═════ ПРЕДОСТАВЛЕННЫЙ МАТЕРИАЛ
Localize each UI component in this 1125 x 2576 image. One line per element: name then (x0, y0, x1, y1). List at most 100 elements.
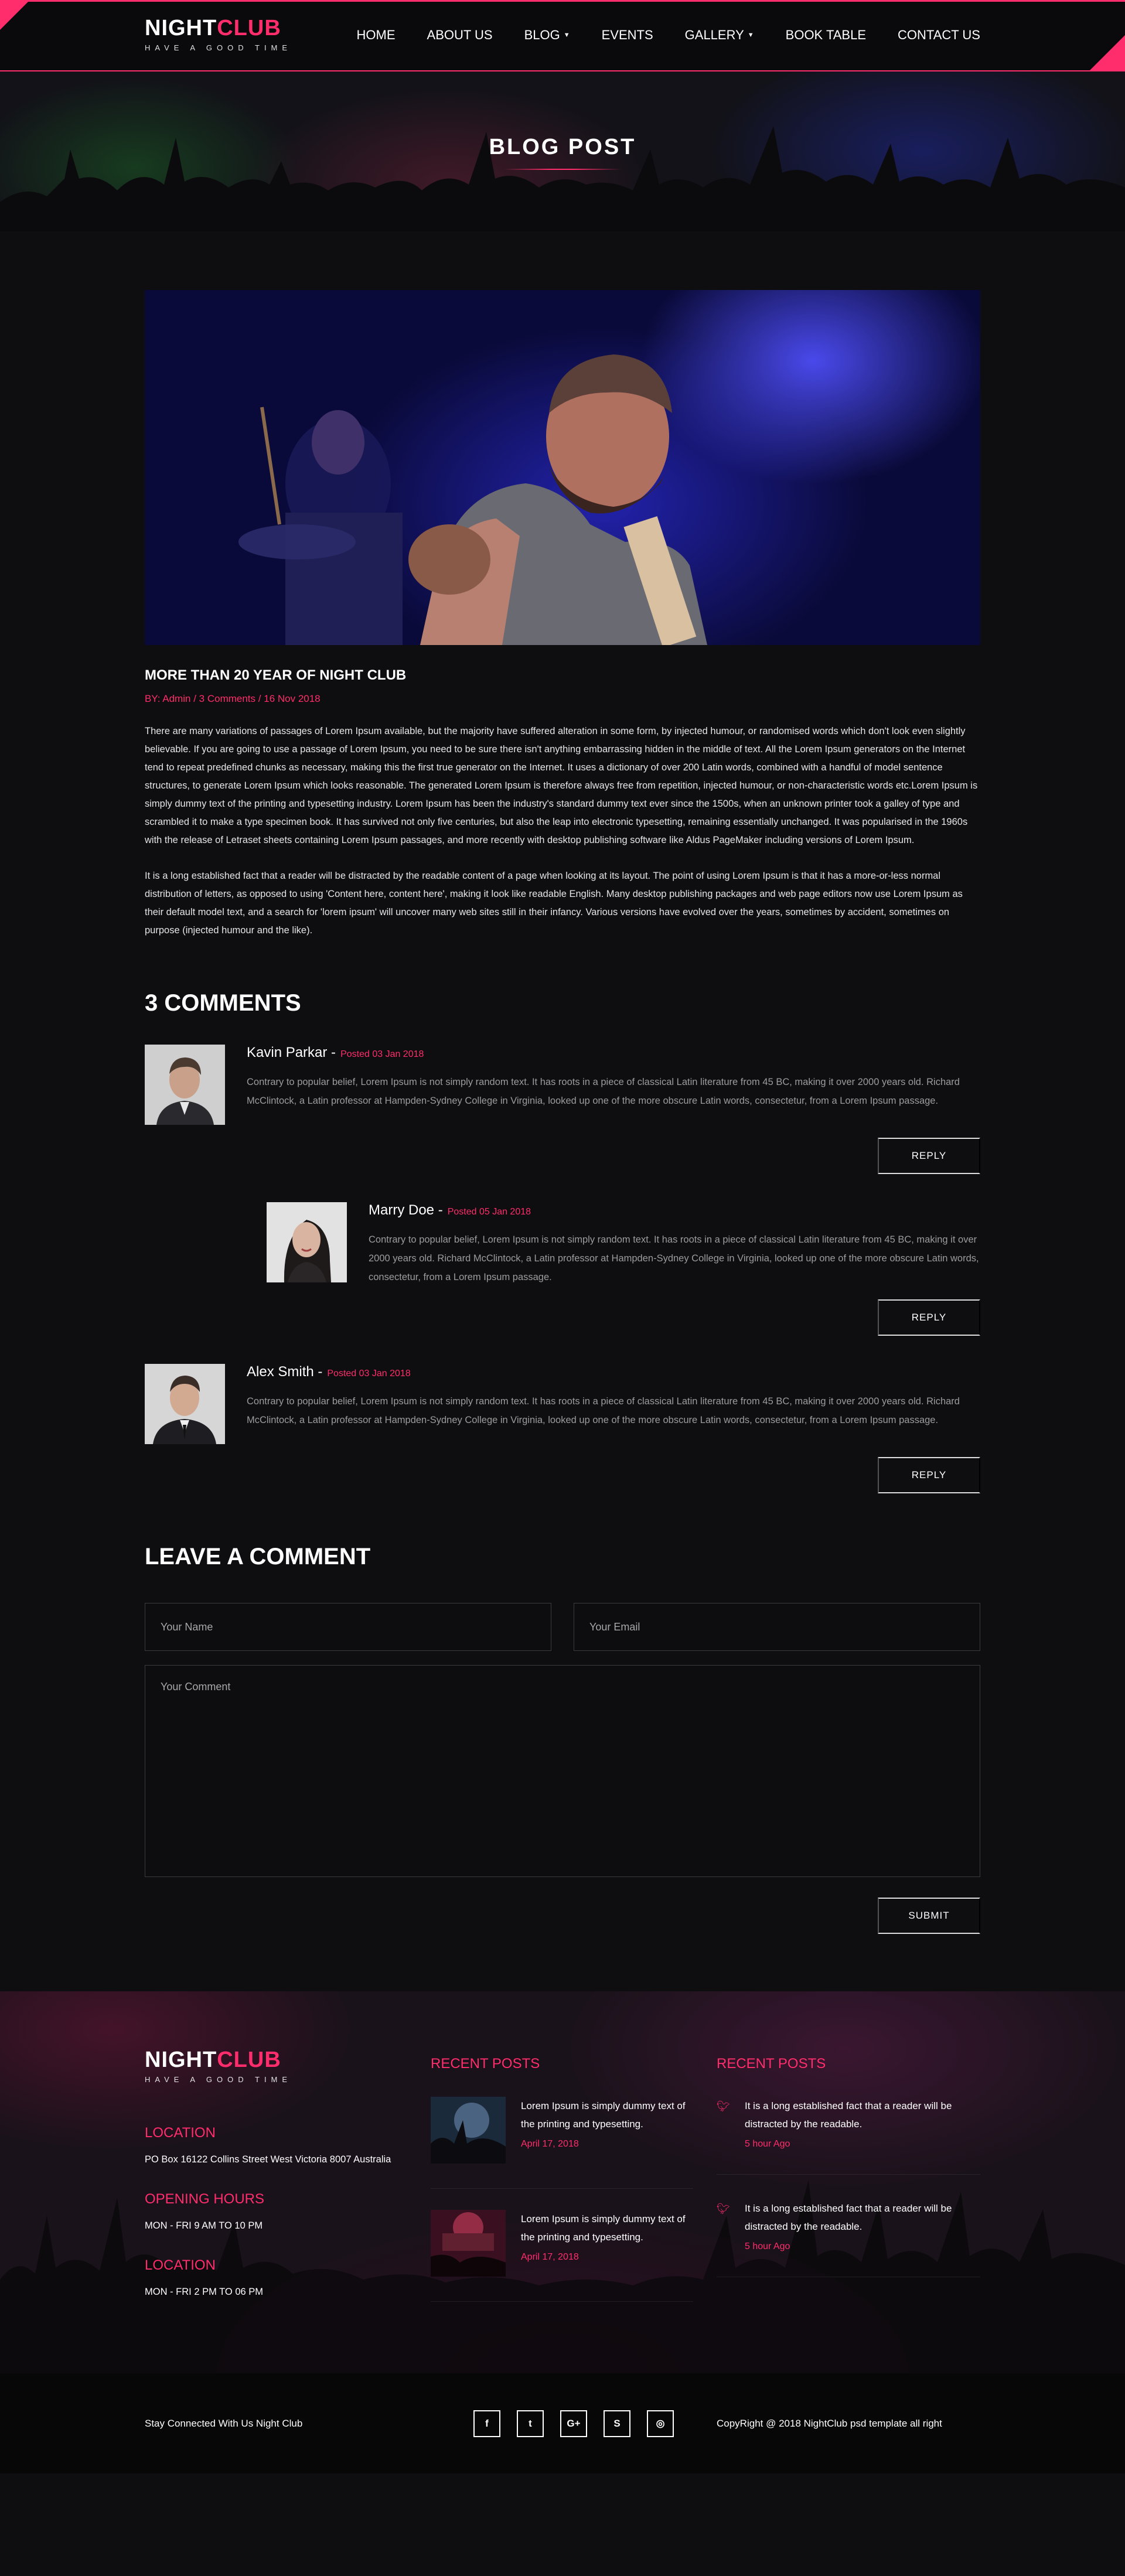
nav-label: BLOG (524, 28, 560, 42)
meta-comments-link[interactable]: 3 Comments (199, 693, 255, 704)
caret-down-icon: ▼ (563, 32, 570, 39)
logo-word-night: NIGHT (145, 16, 217, 40)
reply-row: REPLY (145, 1299, 980, 1336)
nav-item-book-table[interactable]: BOOK TABLE (754, 28, 866, 43)
comment-date: Posted 03 Jan 2018 (340, 1049, 424, 1059)
post-body: There are many variations of passages of… (145, 722, 980, 940)
comment-item: Kavin Parkar - Posted 03 Jan 2018 Contra… (145, 1045, 980, 1125)
post-title: MORE THAN 20 YEAR OF NIGHT CLUB (145, 667, 407, 683)
site-logo[interactable]: NIGHTCLUB HAVE A GOOD TIME (145, 16, 292, 52)
tweet-text: It is a long established fact that a rea… (745, 2203, 952, 2232)
meta-separator: / (193, 693, 196, 704)
comment-text: Contrary to popular belief, Lorem Ipsum … (369, 1234, 979, 1282)
comment-form-row (145, 1603, 980, 1651)
nav-label: BOOK TABLE (785, 28, 867, 42)
tweet-time: 5 hour Ago (745, 2241, 790, 2251)
meta-author-link[interactable]: Admin (162, 693, 190, 704)
comments-heading: 3 COMMENTS (145, 990, 301, 1016)
twitter-icon[interactable]: t (517, 2410, 544, 2437)
page-hero: BLOG POST (0, 71, 1125, 231)
nav-item-about-us[interactable]: ABOUT US (396, 28, 493, 43)
recent-post-body: Lorem Ipsum is simply dummy text of the … (521, 2097, 693, 2164)
recent-post-date: April 17, 2018 (521, 2139, 579, 2149)
copyright-text: CopyRight @ 2018 NightClub psd template … (717, 2417, 942, 2429)
nav-item-contact-us[interactable]: CONTACT US (866, 28, 980, 43)
twitter-icon: 🐦︎ (717, 2203, 730, 2215)
post-featured-image (145, 290, 980, 645)
logo-word-club: CLUB (217, 16, 281, 40)
recent-post-body: Lorem Ipsum is simply dummy text of the … (521, 2210, 693, 2277)
facebook-icon[interactable]: f (473, 2410, 500, 2437)
avatar-portrait (145, 1364, 225, 1444)
comment-date: Posted 03 Jan 2018 (327, 1369, 411, 1379)
avatar-portrait (267, 1202, 347, 1282)
name-field[interactable] (145, 1603, 551, 1651)
tweet-item[interactable]: 🐦︎ It is a long established fact that a … (717, 2097, 980, 2175)
footer-col-tweets: RECENT POSTS 🐦︎ It is a long established… (717, 2048, 980, 2302)
nav-item-home[interactable]: HOME (325, 28, 396, 43)
avatar-portrait (145, 1045, 225, 1125)
comment-item: Marry Doe - Posted 05 Jan 2018 Contrary … (267, 1202, 980, 1287)
footer-logo[interactable]: NIGHTCLUB HAVE A GOOD TIME (145, 2048, 431, 2084)
post-meta: BY: Admin / 3 Comments / 16 Nov 2018 (145, 693, 980, 705)
logo-word-club: CLUB (217, 2048, 281, 2072)
reply-button[interactable]: REPLY (878, 1457, 980, 1493)
post-paragraph: There are many variations of passages of… (145, 726, 978, 845)
comment-body: Kavin Parkar - Posted 03 Jan 2018 Contra… (247, 1045, 980, 1125)
opening-hours-heading: OPENING HOURS (145, 2191, 265, 2207)
nav-item-events[interactable]: EVENTS (570, 28, 653, 43)
reply-button[interactable]: REPLY (878, 1138, 980, 1174)
comment-text: Contrary to popular belief, Lorem Ipsum … (247, 1077, 960, 1106)
logo-wordmark: NIGHTCLUB (145, 2048, 431, 2073)
concert-thumbnail (431, 2097, 506, 2164)
tweet-item[interactable]: 🐦︎ It is a long established fact that a … (717, 2199, 980, 2277)
comment-body: Alex Smith - Posted 03 Jan 2018 Contrary… (247, 1364, 980, 1444)
location-text: PO Box 16122 Collins Street West Victori… (145, 2154, 391, 2165)
comment-author: Alex Smith - (247, 1364, 323, 1380)
tweet-text: It is a long established fact that a rea… (745, 2100, 952, 2130)
comment-item: Alex Smith - Posted 03 Jan 2018 Contrary… (145, 1364, 980, 1444)
site-footer: NIGHTCLUB HAVE A GOOD TIME LOCATION PO B… (0, 1991, 1125, 2373)
recent-post-item[interactable]: Lorem Ipsum is simply dummy text of the … (431, 2210, 693, 2302)
social-links: f t G+ S ◎ (473, 2410, 674, 2437)
nav-item-gallery[interactable]: GALLERY ▼ (653, 28, 754, 43)
title-underline (504, 169, 621, 170)
google-plus-icon[interactable]: G+ (560, 2410, 587, 2437)
post-paragraph: It is a long established fact that a rea… (145, 871, 963, 936)
comment-text: Contrary to popular belief, Lorem Ipsum … (247, 1396, 960, 1425)
main-nav: HOME ABOUT US BLOG ▼ EVENTS GALLERY ▼ BOOK… (325, 28, 980, 43)
nav-item-blog[interactable]: BLOG ▼ (493, 28, 570, 43)
submit-button[interactable]: SUBMIT (878, 1898, 980, 1934)
reply-button[interactable]: REPLY (878, 1299, 980, 1336)
twitter-icon: 🐦︎ (717, 2100, 730, 2112)
meta-date: 16 Nov 2018 (264, 693, 321, 704)
stay-connected-text: Stay Connected With Us Night Club (145, 2417, 303, 2429)
tweets-heading: RECENT POSTS (717, 2056, 826, 2072)
logo-wordmark: NIGHTCLUB (145, 16, 292, 41)
corner-accent-right (1090, 35, 1125, 70)
comment-header: Kavin Parkar - Posted 03 Jan 2018 (247, 1045, 980, 1061)
email-field[interactable] (574, 1603, 980, 1651)
avatar (145, 1045, 225, 1125)
reply-row: REPLY (145, 1138, 980, 1174)
comment-author: Marry Doe - (369, 1202, 443, 1218)
tweet-time: 5 hour Ago (745, 2139, 790, 2149)
comment-textarea[interactable] (145, 1665, 980, 1877)
opening-hours-text: MON - FRI 9 AM TO 10 PM (145, 2220, 263, 2231)
page-title: BLOG POST (489, 135, 636, 159)
reply-row: REPLY (145, 1457, 980, 1493)
avatar (267, 1202, 347, 1282)
logo-tagline: HAVE A GOOD TIME (145, 2075, 292, 2084)
logo-tagline: HAVE A GOOD TIME (145, 43, 292, 52)
main-content: MORE THAN 20 YEAR OF NIGHT CLUB BY: Admi… (145, 290, 980, 1934)
comment-date: Posted 05 Jan 2018 (447, 1207, 531, 1217)
recent-posts-heading: RECENT POSTS (431, 2056, 540, 2072)
comment-header: Marry Doe - Posted 05 Jan 2018 (369, 1202, 980, 1219)
dribbble-icon[interactable]: ◎ (647, 2410, 674, 2437)
skype-icon[interactable]: S (604, 2410, 630, 2437)
concert-thumbnail (431, 2210, 506, 2277)
recent-post-item[interactable]: Lorem Ipsum is simply dummy text of the … (431, 2097, 693, 2189)
recent-post-thumbnail (431, 2210, 506, 2277)
avatar (145, 1364, 225, 1444)
nav-label: CONTACT US (898, 28, 980, 42)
══════════
_ПИСЬМЕННОЕ ЗАДАНИЕ_: Перепишите дословно все строки материала выше и не включайте в ответ изображения.

_ПРАВИЛЬНЫЙ ОТВЕТ_:
Localize each UI component in this 1125 x 2576 image. One line per element: name then (x0, y0, x1, y1). List at most 100 elements.
nav-label: BLOG (524, 28, 560, 42)
meta-comments-link[interactable]: 3 Comments (199, 693, 255, 704)
caret-down-icon: ▼ (563, 32, 570, 39)
logo-word-night: NIGHT (145, 16, 217, 40)
reply-row: REPLY (145, 1299, 980, 1336)
nav-item-book-table[interactable]: BOOK TABLE (754, 28, 866, 43)
comment-date: Posted 03 Jan 2018 (340, 1049, 424, 1059)
post-body: There are many variations of passages of… (145, 722, 980, 940)
comment-item: Kavin Parkar - Posted 03 Jan 2018 Contra… (145, 1045, 980, 1125)
post-title: MORE THAN 20 YEAR OF NIGHT CLUB (145, 667, 407, 683)
site-logo[interactable]: NIGHTCLUB HAVE A GOOD TIME (145, 16, 292, 52)
tweet-text: It is a long established fact that a rea… (745, 2203, 952, 2232)
meta-separator: / (193, 693, 196, 704)
comment-text: Contrary to popular belief, Lorem Ipsum … (369, 1234, 979, 1282)
comment-form-row (145, 1603, 980, 1651)
nav-label: BOOK TABLE (785, 28, 867, 42)
tweet-time: 5 hour Ago (745, 2241, 790, 2251)
meta-author-link[interactable]: Admin (162, 693, 190, 704)
comments-heading: 3 COMMENTS (145, 990, 301, 1016)
twitter-icon[interactable]: t (517, 2410, 544, 2437)
page-hero: BLOG POST (0, 71, 1125, 231)
nav-item-about-us[interactable]: ABOUT US (396, 28, 493, 43)
recent-post-body: Lorem Ipsum is simply dummy text of the … (521, 2097, 693, 2164)
recent-post-date: April 17, 2018 (521, 2139, 579, 2149)
copyright-text: CopyRight @ 2018 NightClub psd template … (717, 2417, 942, 2429)
nav-item-contact-us[interactable]: CONTACT US (866, 28, 980, 43)
twitter-icon: 🐦︎ (717, 2203, 730, 2215)
post-featured-image (145, 290, 980, 645)
logo-word-club: CLUB (217, 16, 281, 40)
recent-post-body: Lorem Ipsum is simply dummy text of the … (521, 2210, 693, 2277)
facebook-icon[interactable]: f (473, 2410, 500, 2437)
avatar-portrait (145, 1364, 225, 1444)
comment-date: Posted 03 Jan 2018 (327, 1369, 411, 1379)
avatar-portrait (267, 1202, 347, 1282)
name-field[interactable] (145, 1603, 551, 1651)
tweet-item[interactable]: 🐦︎ It is a long established fact that a … (717, 2097, 980, 2175)
footer-col-tweets: RECENT POSTS 🐦︎ It is a long established… (717, 2048, 980, 2302)
nav-item-home[interactable]: HOME (325, 28, 396, 43)
avatar-portrait (145, 1045, 225, 1125)
comment-item: Marry Doe - Posted 05 Jan 2018 Contrary … (267, 1202, 980, 1287)
footer-logo[interactable]: NIGHTCLUB HAVE A GOOD TIME (145, 2048, 431, 2084)
post-meta: BY: Admin / 3 Comments / 16 Nov 2018 (145, 693, 980, 705)
logo-word-club: CLUB (217, 2048, 281, 2072)
reply-button[interactable]: REPLY (878, 1457, 980, 1493)
post-paragraph: There are many variations of passages of… (145, 726, 978, 845)
comment-body: Kavin Parkar - Posted 03 Jan 2018 Contra… (247, 1045, 980, 1125)
opening-hours-heading: OPENING HOURS (145, 2191, 265, 2207)
nav-item-events[interactable]: EVENTS (570, 28, 653, 43)
reply-button[interactable]: REPLY (878, 1138, 980, 1174)
comment-text: Contrary to popular belief, Lorem Ipsum … (247, 1077, 960, 1106)
logo-wordmark: NIGHTCLUB (145, 2048, 431, 2073)
concert-thumbnail (431, 2097, 506, 2164)
tweet-item[interactable]: 🐦︎ It is a long established fact that a … (717, 2199, 980, 2277)
comment-body: Alex Smith - Posted 03 Jan 2018 Contrary… (247, 1364, 980, 1444)
location-text: PO Box 16122 Collins Street West Victori… (145, 2154, 391, 2165)
comment-author: Alex Smith - (247, 1364, 323, 1380)
tweet-text: It is a long established fact that a rea… (745, 2100, 952, 2130)
comment-item: Alex Smith - Posted 03 Jan 2018 Contrary… (145, 1364, 980, 1444)
site-footer: NIGHTCLUB HAVE A GOOD TIME LOCATION PO B… (0, 1991, 1125, 2373)
recent-post-item[interactable]: Lorem Ipsum is simply dummy text of the … (431, 2210, 693, 2302)
social-links: f t G+ S ◎ (473, 2410, 674, 2437)
nav-item-gallery[interactable]: GALLERY ▼ (653, 28, 754, 43)
title-underline (504, 169, 621, 170)
google-plus-icon[interactable]: G+ (560, 2410, 587, 2437)
post-paragraph: It is a long established fact that a rea… (145, 871, 963, 936)
comment-text: Contrary to popular belief, Lorem Ipsum … (247, 1396, 960, 1425)
main-nav: HOME ABOUT US BLOG ▼ EVENTS GALLERY ▼ BOOK… (325, 28, 980, 43)
nav-item-blog[interactable]: BLOG ▼ (493, 28, 570, 43)
submit-button[interactable]: SUBMIT (878, 1898, 980, 1934)
reply-button[interactable]: REPLY (878, 1299, 980, 1336)
twitter-icon: 🐦︎ (717, 2100, 730, 2112)
meta-date: 16 Nov 2018 (264, 693, 321, 704)
stay-connected-text: Stay Connected With Us Night Club (145, 2417, 303, 2429)
tweets-heading: RECENT POSTS (717, 2056, 826, 2072)
logo-wordmark: NIGHTCLUB (145, 16, 292, 41)
corner-accent-right (1090, 35, 1125, 70)
comment-header: Kavin Parkar - Posted 03 Jan 2018 (247, 1045, 980, 1061)
email-field[interactable] (574, 1603, 980, 1651)
avatar (145, 1045, 225, 1125)
reply-row: REPLY (145, 1138, 980, 1174)
comment-author: Marry Doe - (369, 1202, 443, 1218)
tweet-time: 5 hour Ago (745, 2139, 790, 2149)
comment-textarea[interactable] (145, 1665, 980, 1877)
opening-hours-text: MON - FRI 9 AM TO 10 PM (145, 2220, 263, 2231)
page-title: BLOG POST (489, 135, 636, 159)
reply-row: REPLY (145, 1457, 980, 1493)
avatar (267, 1202, 347, 1282)
logo-tagline: HAVE A GOOD TIME (145, 2075, 292, 2084)
logo-tagline: HAVE A GOOD TIME (145, 43, 292, 52)
main-content: MORE THAN 20 YEAR OF NIGHT CLUB BY: Admi… (145, 290, 980, 1934)
comment-date: Posted 05 Jan 2018 (447, 1207, 531, 1217)
recent-posts-heading: RECENT POSTS (431, 2056, 540, 2072)
comment-header: Marry Doe - Posted 05 Jan 2018 (369, 1202, 980, 1219)
dribbble-icon[interactable]: ◎ (647, 2410, 674, 2437)
skype-icon[interactable]: S (604, 2410, 630, 2437)
concert-thumbnail (431, 2210, 506, 2277)
recent-post-item[interactable]: Lorem Ipsum is simply dummy text of the … (431, 2097, 693, 2189)
recent-post-thumbnail (431, 2210, 506, 2277)
avatar (145, 1364, 225, 1444)
nav-label: CONTACT US (898, 28, 980, 42)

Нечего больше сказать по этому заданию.